* Goal of the exercise: Transcribe all of the records word for word, but omit the pictures.
======== Stored data
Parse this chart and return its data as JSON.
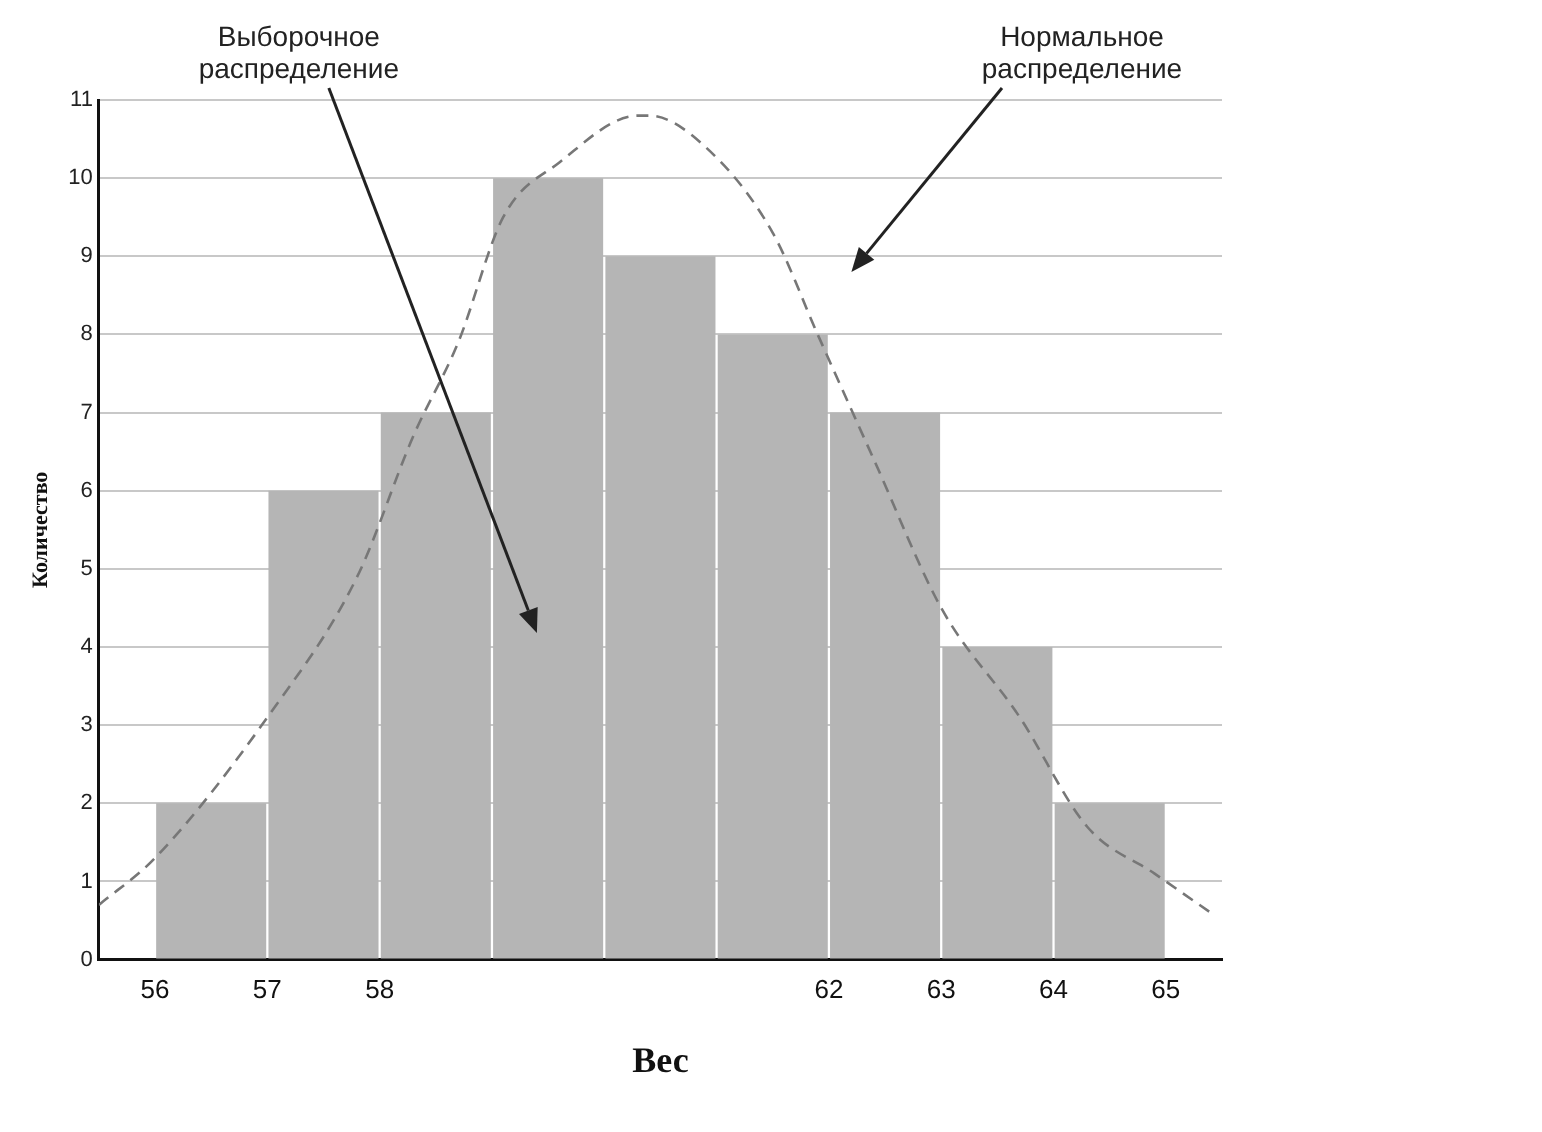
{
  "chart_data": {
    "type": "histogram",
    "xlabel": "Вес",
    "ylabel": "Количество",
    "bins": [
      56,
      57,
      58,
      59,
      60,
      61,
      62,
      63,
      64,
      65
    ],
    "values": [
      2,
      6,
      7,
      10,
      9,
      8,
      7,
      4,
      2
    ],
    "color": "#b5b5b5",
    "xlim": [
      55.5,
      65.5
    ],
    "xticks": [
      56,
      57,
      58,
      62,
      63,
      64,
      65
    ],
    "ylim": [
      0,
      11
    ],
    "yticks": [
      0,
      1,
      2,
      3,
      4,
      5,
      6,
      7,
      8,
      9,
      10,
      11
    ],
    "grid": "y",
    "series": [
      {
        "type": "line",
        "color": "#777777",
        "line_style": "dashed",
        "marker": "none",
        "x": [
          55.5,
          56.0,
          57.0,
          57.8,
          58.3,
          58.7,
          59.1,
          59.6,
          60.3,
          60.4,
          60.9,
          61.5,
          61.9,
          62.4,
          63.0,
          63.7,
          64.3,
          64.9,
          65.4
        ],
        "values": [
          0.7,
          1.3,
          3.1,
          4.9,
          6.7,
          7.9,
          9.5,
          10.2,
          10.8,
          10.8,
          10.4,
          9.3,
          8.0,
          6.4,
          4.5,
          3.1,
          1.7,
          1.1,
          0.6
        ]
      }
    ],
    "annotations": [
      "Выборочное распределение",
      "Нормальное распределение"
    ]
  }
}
================
* Result of this exercise:
Parse this chart and return its data as JSON.
{
  "chart_data": {
    "type": "histogram",
    "xlabel": "Вес",
    "ylabel": "Количество",
    "bins": [
      56,
      57,
      58,
      59,
      60,
      61,
      62,
      63,
      64,
      65
    ],
    "values": [
      2,
      6,
      7,
      10,
      9,
      8,
      7,
      4,
      2
    ],
    "color": "#b5b5b5",
    "xlim": [
      55.5,
      65.5
    ],
    "xticks": [
      56,
      57,
      58,
      62,
      63,
      64,
      65
    ],
    "ylim": [
      0,
      11
    ],
    "yticks": [
      0,
      1,
      2,
      3,
      4,
      5,
      6,
      7,
      8,
      9,
      10,
      11
    ],
    "grid": "y",
    "series": [
      {
        "type": "line",
        "color": "#777777",
        "line_style": "dashed",
        "marker": "none",
        "x": [
          55.5,
          56.0,
          57.0,
          57.8,
          58.3,
          58.7,
          59.1,
          59.6,
          60.3,
          60.4,
          60.9,
          61.5,
          61.9,
          62.4,
          63.0,
          63.7,
          64.3,
          64.9,
          65.4
        ],
        "values": [
          0.7,
          1.3,
          3.1,
          4.9,
          6.7,
          7.9,
          9.5,
          10.2,
          10.8,
          10.8,
          10.4,
          9.3,
          8.0,
          6.4,
          4.5,
          3.1,
          1.7,
          1.1,
          0.6
        ]
      }
    ],
    "annotations": [
      "Выборочное распределение",
      "Нормальное распределение"
    ]
  }
}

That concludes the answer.